» Aufgabe 1
Entnimm den Datensätzen jede Zeile, in der die Zeichenfolge „equals“ vorkommt, und gib diese Zeilen vollständig wieder. Achte dabei auf Groß- und Kleinschreibung.

» Textauszug
____________
Umgekehrt gelingt es etwa den Helden in Neal Stephensons Cryptonomicon (1999), einen Internet-Datenhafen in einem südost-asiatischen Inselstaat aufzubauen. Dieser ist von staatlicher Regulierung vollkommen frei, bildet aber durch seine weltweite Zugänglichkeit im Netz als virtuelle Bank mit eigener Währung eine parastaatliche Struktur. Analog dazu sind auch andere Cyber-Punk-Romane von parastaatlichen Strukturen bevölkert, die teilweise lokal verankert sind (etwa in Stephensons Snow Crash, 1991), teilweise aber auch transnationalen, überstaatlichen Charakter haben und eine Welt von Failing States überformen (wie in Bruce Sterlings The Caryatids [2009] oder der Eclipse/A Song Called Youth- Trilogie von John Shirley [1985–1990]).

Weiter verkompliziert werden die narrativen Universen des Cyber-Punks durch autonom handelnde künstliche Intelligenzen. Diese stellen sich teilweise – wie in Neuromancer – als sehr machtvolle Akteure heraus, deren Interessen wegen ihrer Fremdartigkeit oft unverständlich bleiben. Unter den Bedingungen des Cyber- Space können solche Akteure virtuell in die reale Welt eingreifen (indem sie Anweisungen geben und Überweisungen tätigen), ohne wie in den zahlreichen Roboter- Romanen und -Filmen seit Isaac Asimov notwendig als menschenähnliche Wesen mit künstlichen Körpern zu erscheinen. Wenn man dieser Zukunftsvision glaubt, so kommen die Aliens als Rechner oder auch als web-basierte Programme unter uns – und nicht mit Raumschiffen von anderen Planeten.
____________
» Quelldatensätze
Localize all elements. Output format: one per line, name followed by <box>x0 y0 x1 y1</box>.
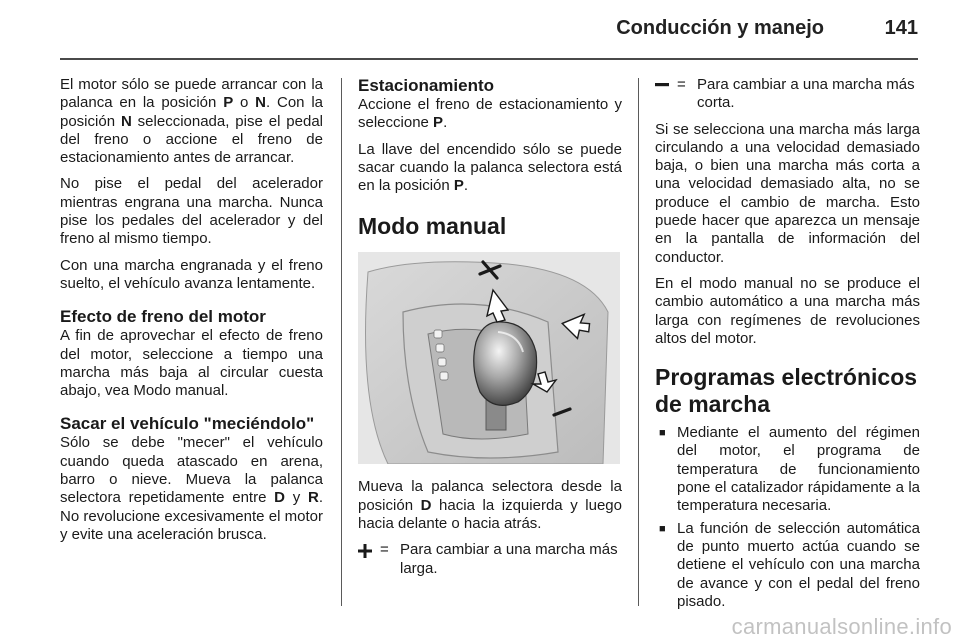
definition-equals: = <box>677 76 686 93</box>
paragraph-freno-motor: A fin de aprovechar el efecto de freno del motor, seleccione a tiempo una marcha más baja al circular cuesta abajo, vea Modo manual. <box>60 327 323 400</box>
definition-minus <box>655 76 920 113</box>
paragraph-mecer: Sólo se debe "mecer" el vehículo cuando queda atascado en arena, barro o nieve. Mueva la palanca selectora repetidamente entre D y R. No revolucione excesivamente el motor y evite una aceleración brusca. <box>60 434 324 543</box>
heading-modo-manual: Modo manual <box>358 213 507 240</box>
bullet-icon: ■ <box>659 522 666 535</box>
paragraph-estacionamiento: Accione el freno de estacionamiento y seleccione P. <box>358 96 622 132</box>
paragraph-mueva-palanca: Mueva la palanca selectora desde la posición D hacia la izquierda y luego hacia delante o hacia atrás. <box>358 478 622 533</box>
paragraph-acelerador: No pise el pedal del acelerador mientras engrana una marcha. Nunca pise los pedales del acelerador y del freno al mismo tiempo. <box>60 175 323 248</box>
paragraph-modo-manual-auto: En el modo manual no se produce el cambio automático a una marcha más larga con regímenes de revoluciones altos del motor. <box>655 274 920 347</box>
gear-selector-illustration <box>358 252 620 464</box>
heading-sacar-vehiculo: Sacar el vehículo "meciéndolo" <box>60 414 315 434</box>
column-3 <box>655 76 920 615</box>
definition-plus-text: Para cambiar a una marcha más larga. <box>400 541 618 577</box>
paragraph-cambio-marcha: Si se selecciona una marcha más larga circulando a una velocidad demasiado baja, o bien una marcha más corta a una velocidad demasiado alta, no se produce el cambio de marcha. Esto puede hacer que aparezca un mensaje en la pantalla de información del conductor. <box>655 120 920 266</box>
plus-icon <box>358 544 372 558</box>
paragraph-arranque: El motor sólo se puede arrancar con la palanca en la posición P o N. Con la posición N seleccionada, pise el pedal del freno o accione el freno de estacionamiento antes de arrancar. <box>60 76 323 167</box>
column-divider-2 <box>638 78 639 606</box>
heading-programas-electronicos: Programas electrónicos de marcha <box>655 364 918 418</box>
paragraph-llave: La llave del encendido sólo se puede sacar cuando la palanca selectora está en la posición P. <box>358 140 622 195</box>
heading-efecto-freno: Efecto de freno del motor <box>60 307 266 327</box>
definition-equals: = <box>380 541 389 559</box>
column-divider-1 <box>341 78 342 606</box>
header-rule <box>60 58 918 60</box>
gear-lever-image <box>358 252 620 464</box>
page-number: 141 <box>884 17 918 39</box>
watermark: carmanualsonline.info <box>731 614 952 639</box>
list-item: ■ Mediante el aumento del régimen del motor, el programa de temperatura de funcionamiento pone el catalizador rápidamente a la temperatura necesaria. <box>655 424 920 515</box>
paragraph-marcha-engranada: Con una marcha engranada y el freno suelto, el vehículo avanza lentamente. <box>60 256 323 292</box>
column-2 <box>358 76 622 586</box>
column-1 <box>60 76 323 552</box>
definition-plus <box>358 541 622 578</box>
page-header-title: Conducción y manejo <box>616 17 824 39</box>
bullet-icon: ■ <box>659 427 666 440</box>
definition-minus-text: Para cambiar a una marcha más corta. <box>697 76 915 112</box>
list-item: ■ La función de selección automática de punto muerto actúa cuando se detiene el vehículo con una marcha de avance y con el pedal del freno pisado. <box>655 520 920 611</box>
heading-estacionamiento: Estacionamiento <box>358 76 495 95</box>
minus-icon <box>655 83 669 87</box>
____________
» Aufgabe 2
Fahre mit dem Textauszug über Cyber-Punk-Romane im Anschluss an seinen letzten Satz fort.

» Lösung 1
definition-equals: = <box>677 76 686 93</box>
definition-equals: = <box>380 541 389 559</box>

» Lösung 2
Interessanterweise wird diese anarchische, düster anmutende Zukunftsvision von den Autoren des Cyber-Punk nicht eindeutig negativ bewertet. Hierin unterscheiden sie sich von Autoren wie Orwell, Huxley oder Bradbury, die als Warner vor den durch Technik ermöglichten gegenwärtigen gesellschaftlichen Entwicklungen auftreten. Der Cyber-Punk nimmt dabei auch keine gesellschaftstheoretische Perspektive ein, sondern bleibt auf der Ebene des einzelnen (zumeist) menschlichen Akteurs. Aus dessen Sicht sorgen die anarchischen Bedingungen von Failing States, parastaatlichen Strukturen, globalen Konzernen und undurchschaubaren künstlichen Intelligenzen einerseits für die beständige Sorge um Sicherheit von Informationen und körperlicher Unversehrtheit. Andererseits bieten sie aber auch individuelle Entfaltungsmöglichkeiten (bis hin zum Aufstieg zum Global Player wie z.B. mit dem Datenhafen) und eine unglaubliche Vielfalt des Handelns und Erlebens. Diese ist nicht zuletzt die Bedingung für die hochkomplexen, meist gut endenden Narrative des Cyber-Punk, in denen Hacker und andere Anti-Helden Verschwörungen aufdecken und bekämpfen. Die Zukunft wird wohl in erster Linie anders, nicht eindeutig besser oder schlechter. Allerdings verweisen die Überlegungen zum Cyber-Space darauf, dass es im Internet klarer Regeln jenseits von Internet-Zensur bedarf – insbesondere zum Schutz der Privatsphäre der User aber auch zur Kontrolle von internationalen Konzernen und von Online-Gebilden. Und diese Regeln müssen wohl vor allem international ausgehandelt und durchgesetzt werden.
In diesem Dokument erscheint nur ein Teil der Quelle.